AIM OF THE EXERCISE >> The listing below is to be output in its exact form.

┌────────

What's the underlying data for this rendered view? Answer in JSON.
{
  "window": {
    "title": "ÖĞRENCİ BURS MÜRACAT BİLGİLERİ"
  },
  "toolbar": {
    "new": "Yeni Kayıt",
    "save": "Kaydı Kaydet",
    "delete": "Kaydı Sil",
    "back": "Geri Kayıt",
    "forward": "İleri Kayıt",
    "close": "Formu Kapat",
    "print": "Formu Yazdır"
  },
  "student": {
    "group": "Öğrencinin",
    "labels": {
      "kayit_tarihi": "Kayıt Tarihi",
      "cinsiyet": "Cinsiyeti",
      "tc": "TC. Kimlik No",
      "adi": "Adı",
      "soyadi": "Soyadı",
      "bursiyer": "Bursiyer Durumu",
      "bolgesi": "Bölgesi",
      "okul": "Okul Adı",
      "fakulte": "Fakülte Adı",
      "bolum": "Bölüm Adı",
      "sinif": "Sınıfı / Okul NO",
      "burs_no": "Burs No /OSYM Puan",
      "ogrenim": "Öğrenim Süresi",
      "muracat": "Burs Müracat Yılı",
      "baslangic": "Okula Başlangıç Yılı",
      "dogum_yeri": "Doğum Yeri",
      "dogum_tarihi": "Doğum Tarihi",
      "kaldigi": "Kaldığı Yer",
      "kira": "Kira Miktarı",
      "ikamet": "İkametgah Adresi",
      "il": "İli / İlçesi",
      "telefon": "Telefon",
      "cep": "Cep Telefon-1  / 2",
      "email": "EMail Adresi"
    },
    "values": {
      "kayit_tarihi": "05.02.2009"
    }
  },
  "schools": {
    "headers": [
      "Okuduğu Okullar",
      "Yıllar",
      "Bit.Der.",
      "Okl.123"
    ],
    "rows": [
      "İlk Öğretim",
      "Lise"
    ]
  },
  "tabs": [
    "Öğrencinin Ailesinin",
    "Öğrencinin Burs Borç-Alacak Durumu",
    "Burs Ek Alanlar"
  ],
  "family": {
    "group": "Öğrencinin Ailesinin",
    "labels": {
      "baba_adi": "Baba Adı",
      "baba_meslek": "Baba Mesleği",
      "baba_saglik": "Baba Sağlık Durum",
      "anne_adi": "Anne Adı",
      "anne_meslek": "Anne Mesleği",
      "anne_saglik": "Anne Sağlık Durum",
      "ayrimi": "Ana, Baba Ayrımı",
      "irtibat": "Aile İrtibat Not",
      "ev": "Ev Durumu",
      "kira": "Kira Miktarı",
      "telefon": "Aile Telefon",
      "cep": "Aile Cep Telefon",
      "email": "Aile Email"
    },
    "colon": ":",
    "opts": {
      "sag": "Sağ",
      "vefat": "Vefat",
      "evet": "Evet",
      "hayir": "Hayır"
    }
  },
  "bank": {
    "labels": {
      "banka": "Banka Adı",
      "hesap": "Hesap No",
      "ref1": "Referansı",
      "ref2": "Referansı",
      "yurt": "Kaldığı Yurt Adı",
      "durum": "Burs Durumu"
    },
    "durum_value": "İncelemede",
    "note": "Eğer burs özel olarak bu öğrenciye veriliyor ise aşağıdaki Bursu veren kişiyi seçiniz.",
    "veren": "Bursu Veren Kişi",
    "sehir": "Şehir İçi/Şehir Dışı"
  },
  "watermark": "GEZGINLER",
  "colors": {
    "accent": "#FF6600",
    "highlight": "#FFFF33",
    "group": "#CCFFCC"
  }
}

└────────

RESPONSE >>
What's the underlying data for this rendered view? Answer in JSON.
{
  "window": {
    "title": "ÖĞRENCİ BURS MÜRACAT BİLGİLERİ"
  },
  "toolbar": {
    "new": "Yeni Kayıt",
    "save": "Kaydı Kaydet",
    "delete": "Kaydı Sil",
    "back": "Geri Kayıt",
    "forward": "İleri Kayıt",
    "close": "Formu Kapat",
    "print": "Formu Yazdır"
  },
  "student": {
    "group": "Öğrencinin",
    "labels": {
      "kayit_tarihi": "Kayıt Tarihi",
      "cinsiyet": "Cinsiyeti",
      "tc": "TC. Kimlik No",
      "adi": "Adı",
      "soyadi": "Soyadı",
      "bursiyer": "Bursiyer Durumu",
      "bolgesi": "Bölgesi",
      "okul": "Okul Adı",
      "fakulte": "Fakülte Adı",
      "bolum": "Bölüm Adı",
      "sinif": "Sınıfı / Okul NO",
      "burs_no": "Burs No /OSYM Puan",
      "ogrenim": "Öğrenim Süresi",
      "muracat": "Burs Müracat Yılı",
      "baslangic": "Okula Başlangıç Yılı",
      "dogum_yeri": "Doğum Yeri",
      "dogum_tarihi": "Doğum Tarihi",
      "kaldigi": "Kaldığı Yer",
      "kira": "Kira Miktarı",
      "ikamet": "İkametgah Adresi",
      "il": "İli / İlçesi",
      "telefon": "Telefon",
      "cep": "Cep Telefon-1  / 2",
      "email": "EMail Adresi"
    },
    "values": {
      "kayit_tarihi": "05.02.2009"
    }
  },
  "schools": {
    "headers": [
      "Okuduğu Okullar",
      "Yıllar",
      "Bit.Der.",
      "Okl.123"
    ],
    "rows": [
      "İlk Öğretim",
      "Lise"
    ]
  },
  "tabs": [
    "Öğrencinin Ailesinin",
    "Öğrencinin Burs Borç-Alacak Durumu",
    "Burs Ek Alanlar"
  ],
  "family": {
    "group": "Öğrencinin Ailesinin",
    "labels": {
      "baba_adi": "Baba Adı",
      "baba_meslek": "Baba Mesleği",
      "baba_saglik": "Baba Sağlık Durum",
      "anne_adi": "Anne Adı",
      "anne_meslek": "Anne Mesleği",
      "anne_saglik": "Anne Sağlık Durum",
      "ayrimi": "Ana, Baba Ayrımı",
      "irtibat": "Aile İrtibat Not",
      "ev": "Ev Durumu",
      "kira": "Kira Miktarı",
      "telefon": "Aile Telefon",
      "cep": "Aile Cep Telefon",
      "email": "Aile Email"
    },
    "colon": ":",
    "opts": {
      "sag": "Sağ",
      "vefat": "Vefat",
      "evet": "Evet",
      "hayir": "Hayır"
    }
  },
  "bank": {
    "labels": {
      "banka": "Banka Adı",
      "hesap": "Hesap No",
      "ref1": "Referansı",
      "ref2": "Referansı",
      "yurt": "Kaldığı Yurt Adı",
      "durum": "Burs Durumu"
    },
    "durum_value": "İncelemede",
    "note": "Eğer burs özel olarak bu öğrenciye veriliyor ise aşağıdaki Bursu veren kişiyi seçiniz.",
    "veren": "Bursu Veren Kişi",
    "sehir": "Şehir İçi/Şehir Dışı"
  },
  "watermark": "GEZGINLER",
  "colors": {
    "accent": "#FF6600",
    "highlight": "#FFFF33",
    "group": "#CCFFCC"
  }
}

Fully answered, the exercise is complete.